■ **What the exercise asks**
Each line below that contains "Spirito" counts once; report the total and nothing more.

■ **Supplied data**

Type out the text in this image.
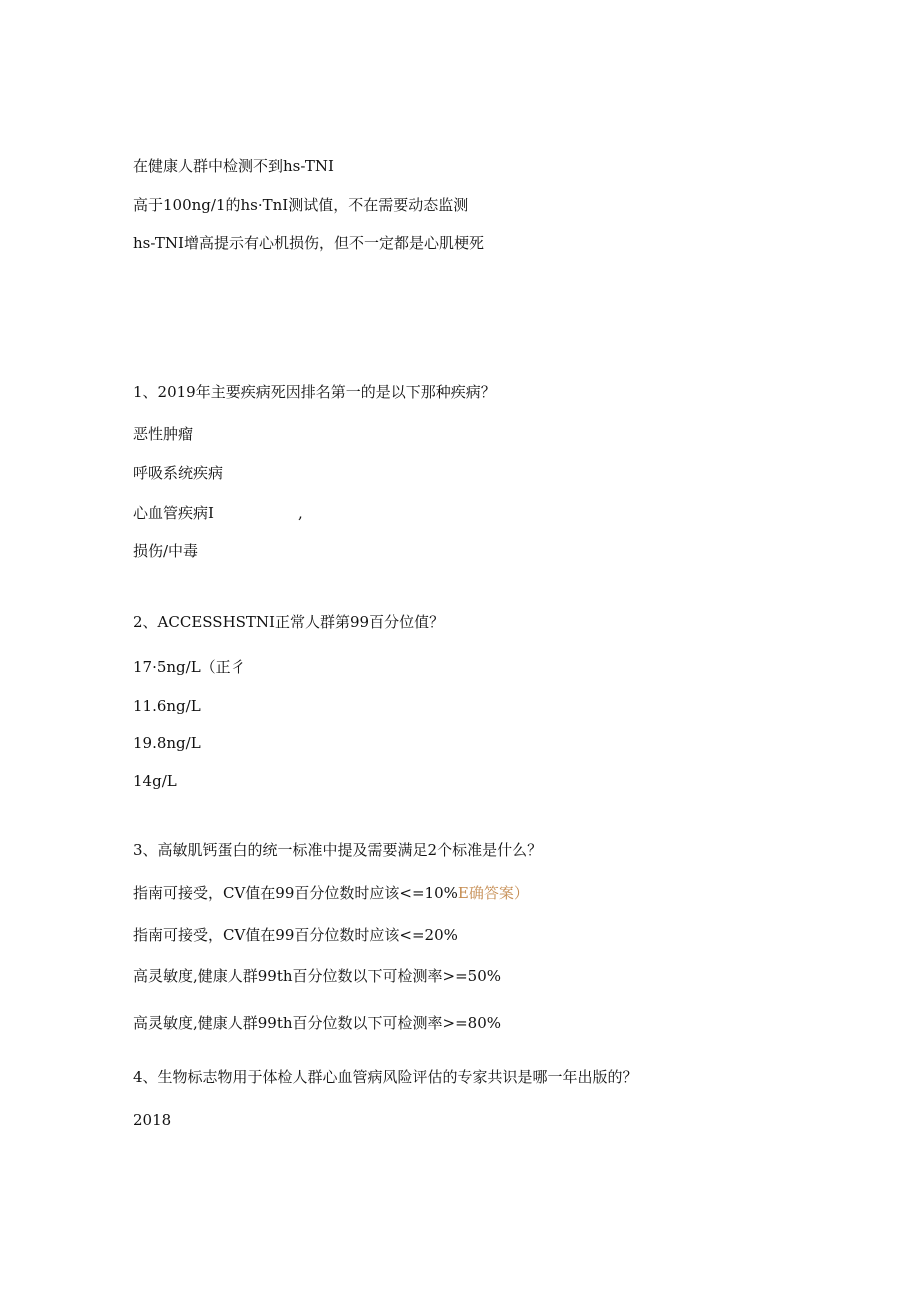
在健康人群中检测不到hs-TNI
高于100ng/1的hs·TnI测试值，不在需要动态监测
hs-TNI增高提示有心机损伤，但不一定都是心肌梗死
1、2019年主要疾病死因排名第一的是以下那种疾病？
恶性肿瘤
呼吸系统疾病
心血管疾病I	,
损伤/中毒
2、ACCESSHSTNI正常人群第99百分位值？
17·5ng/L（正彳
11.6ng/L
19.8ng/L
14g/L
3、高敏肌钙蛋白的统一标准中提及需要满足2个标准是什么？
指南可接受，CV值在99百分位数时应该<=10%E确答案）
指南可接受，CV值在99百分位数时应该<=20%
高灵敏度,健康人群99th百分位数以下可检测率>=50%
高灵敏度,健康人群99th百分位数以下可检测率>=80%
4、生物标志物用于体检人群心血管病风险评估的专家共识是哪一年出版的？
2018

* * *

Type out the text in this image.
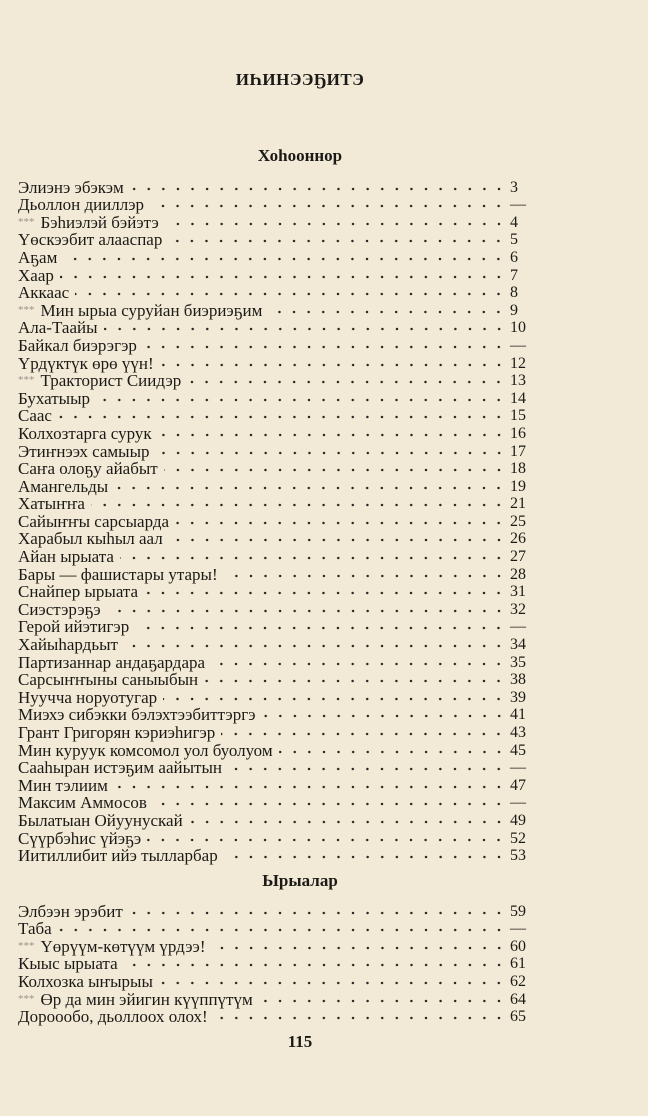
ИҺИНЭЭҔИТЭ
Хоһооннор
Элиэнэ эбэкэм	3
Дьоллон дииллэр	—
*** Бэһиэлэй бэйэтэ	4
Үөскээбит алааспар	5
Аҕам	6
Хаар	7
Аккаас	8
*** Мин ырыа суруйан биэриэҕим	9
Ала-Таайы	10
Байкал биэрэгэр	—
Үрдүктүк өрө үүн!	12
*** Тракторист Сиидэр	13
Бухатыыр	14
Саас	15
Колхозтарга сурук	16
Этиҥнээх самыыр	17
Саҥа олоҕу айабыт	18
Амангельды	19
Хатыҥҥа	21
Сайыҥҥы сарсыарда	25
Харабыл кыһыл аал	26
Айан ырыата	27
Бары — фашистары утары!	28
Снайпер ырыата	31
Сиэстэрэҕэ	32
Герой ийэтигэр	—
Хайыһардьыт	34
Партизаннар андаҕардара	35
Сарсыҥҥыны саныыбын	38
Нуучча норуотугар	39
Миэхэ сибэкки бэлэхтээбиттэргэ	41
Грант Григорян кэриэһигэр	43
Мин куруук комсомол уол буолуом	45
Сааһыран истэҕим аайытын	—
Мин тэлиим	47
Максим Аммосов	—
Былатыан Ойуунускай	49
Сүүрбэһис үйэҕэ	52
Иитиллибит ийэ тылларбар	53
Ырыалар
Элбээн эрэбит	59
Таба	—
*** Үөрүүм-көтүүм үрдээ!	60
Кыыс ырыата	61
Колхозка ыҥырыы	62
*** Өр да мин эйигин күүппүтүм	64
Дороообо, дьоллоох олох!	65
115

...

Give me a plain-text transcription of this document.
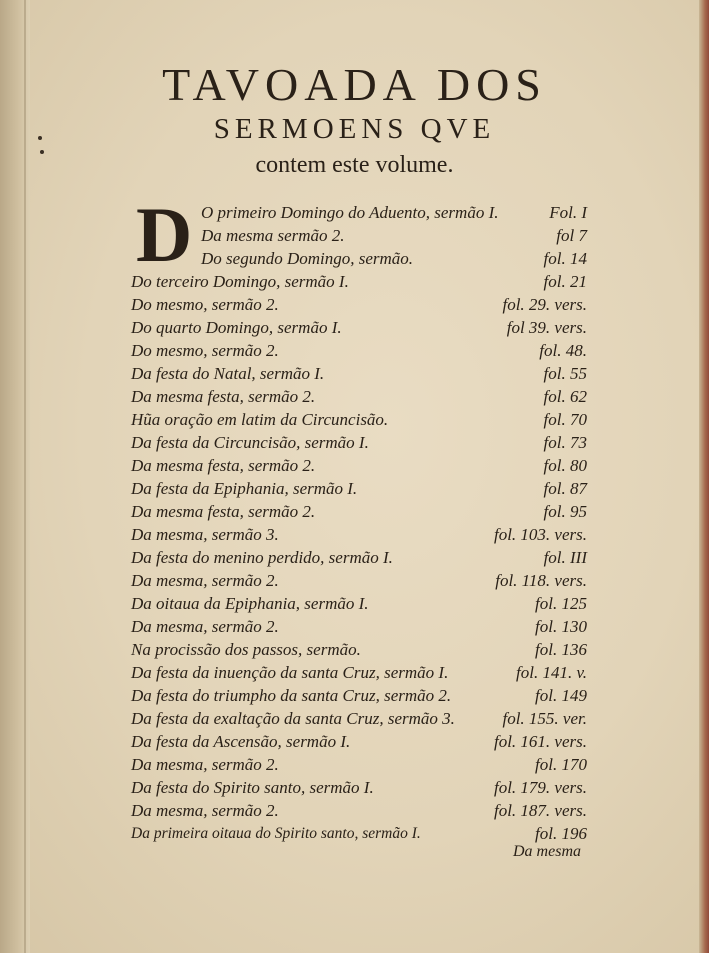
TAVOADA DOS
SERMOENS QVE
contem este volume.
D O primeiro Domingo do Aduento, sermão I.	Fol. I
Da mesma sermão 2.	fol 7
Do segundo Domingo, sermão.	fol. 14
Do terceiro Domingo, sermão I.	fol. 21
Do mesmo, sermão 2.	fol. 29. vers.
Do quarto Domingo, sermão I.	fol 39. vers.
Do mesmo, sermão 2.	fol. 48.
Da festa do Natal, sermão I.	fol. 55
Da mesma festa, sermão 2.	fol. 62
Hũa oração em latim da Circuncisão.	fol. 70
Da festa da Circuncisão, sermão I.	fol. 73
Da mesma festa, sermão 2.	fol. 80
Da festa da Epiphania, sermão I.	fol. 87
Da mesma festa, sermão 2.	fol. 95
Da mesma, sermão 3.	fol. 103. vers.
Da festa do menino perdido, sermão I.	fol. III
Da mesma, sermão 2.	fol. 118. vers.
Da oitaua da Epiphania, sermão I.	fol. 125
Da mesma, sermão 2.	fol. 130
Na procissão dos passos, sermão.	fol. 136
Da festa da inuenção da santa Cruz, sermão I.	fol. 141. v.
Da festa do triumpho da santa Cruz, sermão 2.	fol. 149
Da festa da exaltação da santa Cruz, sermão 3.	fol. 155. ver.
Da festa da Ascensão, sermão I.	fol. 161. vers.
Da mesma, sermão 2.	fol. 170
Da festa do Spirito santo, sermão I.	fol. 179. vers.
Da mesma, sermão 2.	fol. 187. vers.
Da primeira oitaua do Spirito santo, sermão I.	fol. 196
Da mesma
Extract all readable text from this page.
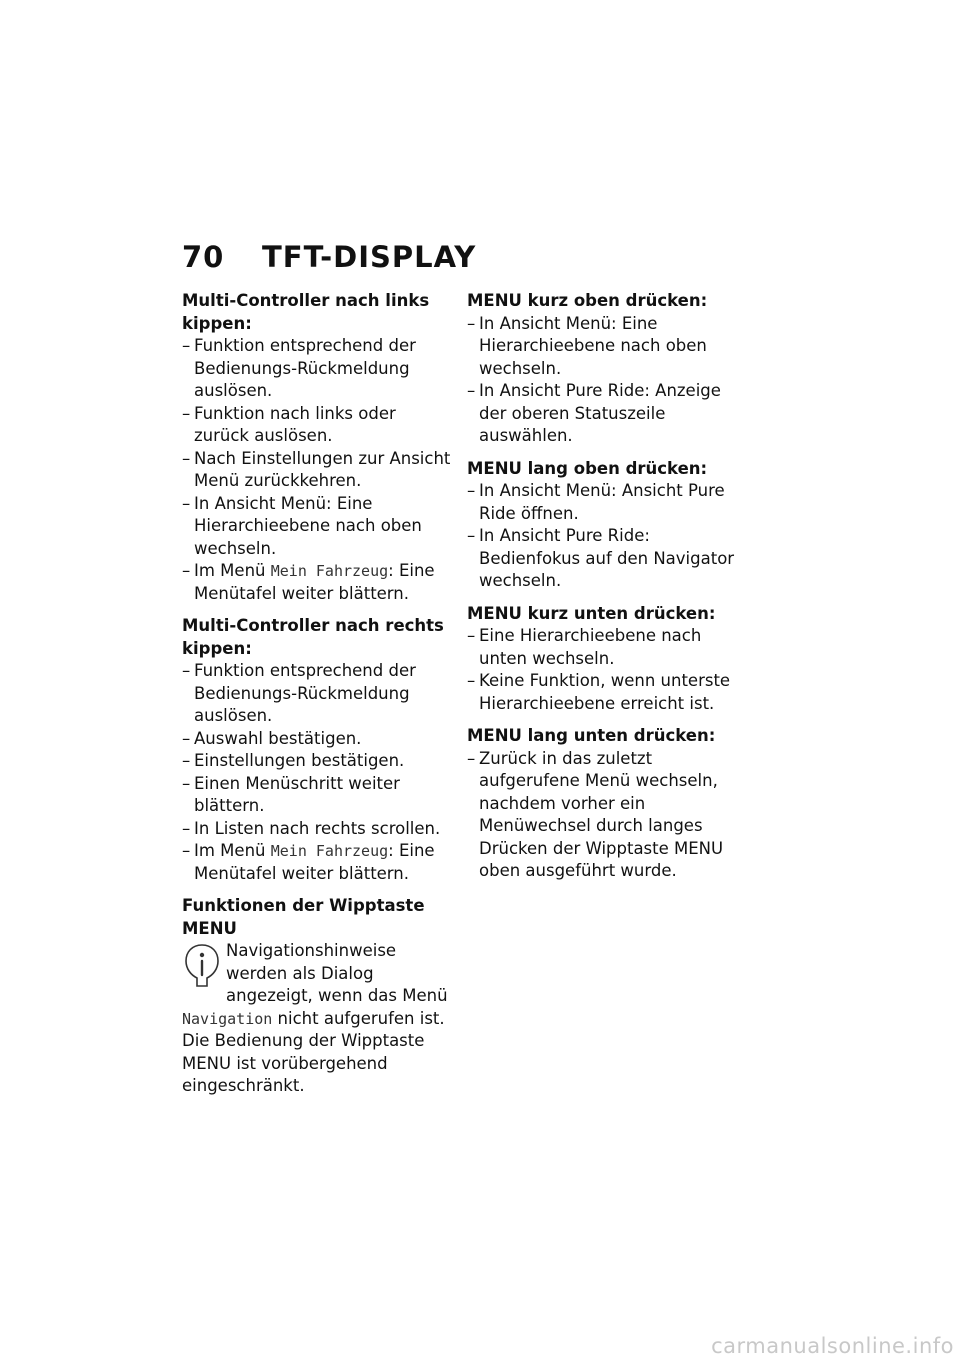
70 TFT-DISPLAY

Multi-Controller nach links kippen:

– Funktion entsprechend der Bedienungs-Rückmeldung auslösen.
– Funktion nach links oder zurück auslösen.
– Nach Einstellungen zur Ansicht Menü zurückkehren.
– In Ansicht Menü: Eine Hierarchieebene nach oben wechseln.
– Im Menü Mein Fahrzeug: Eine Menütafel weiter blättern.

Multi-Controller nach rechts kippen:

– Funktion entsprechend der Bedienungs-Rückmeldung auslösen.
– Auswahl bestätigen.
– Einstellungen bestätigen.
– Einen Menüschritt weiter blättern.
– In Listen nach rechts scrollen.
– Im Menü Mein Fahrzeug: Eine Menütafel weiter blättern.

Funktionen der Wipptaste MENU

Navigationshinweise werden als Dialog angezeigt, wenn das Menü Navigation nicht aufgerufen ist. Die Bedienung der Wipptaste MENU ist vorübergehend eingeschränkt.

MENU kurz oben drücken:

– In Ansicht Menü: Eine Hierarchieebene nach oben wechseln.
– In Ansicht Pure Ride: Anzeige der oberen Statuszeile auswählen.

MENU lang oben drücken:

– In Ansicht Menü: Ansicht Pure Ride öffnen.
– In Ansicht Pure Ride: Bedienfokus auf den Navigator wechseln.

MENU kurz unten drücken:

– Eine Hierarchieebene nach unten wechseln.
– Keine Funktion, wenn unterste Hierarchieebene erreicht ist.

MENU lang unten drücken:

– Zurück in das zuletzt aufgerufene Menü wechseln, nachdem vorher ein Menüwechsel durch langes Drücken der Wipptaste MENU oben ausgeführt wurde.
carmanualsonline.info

■ **Full output**
2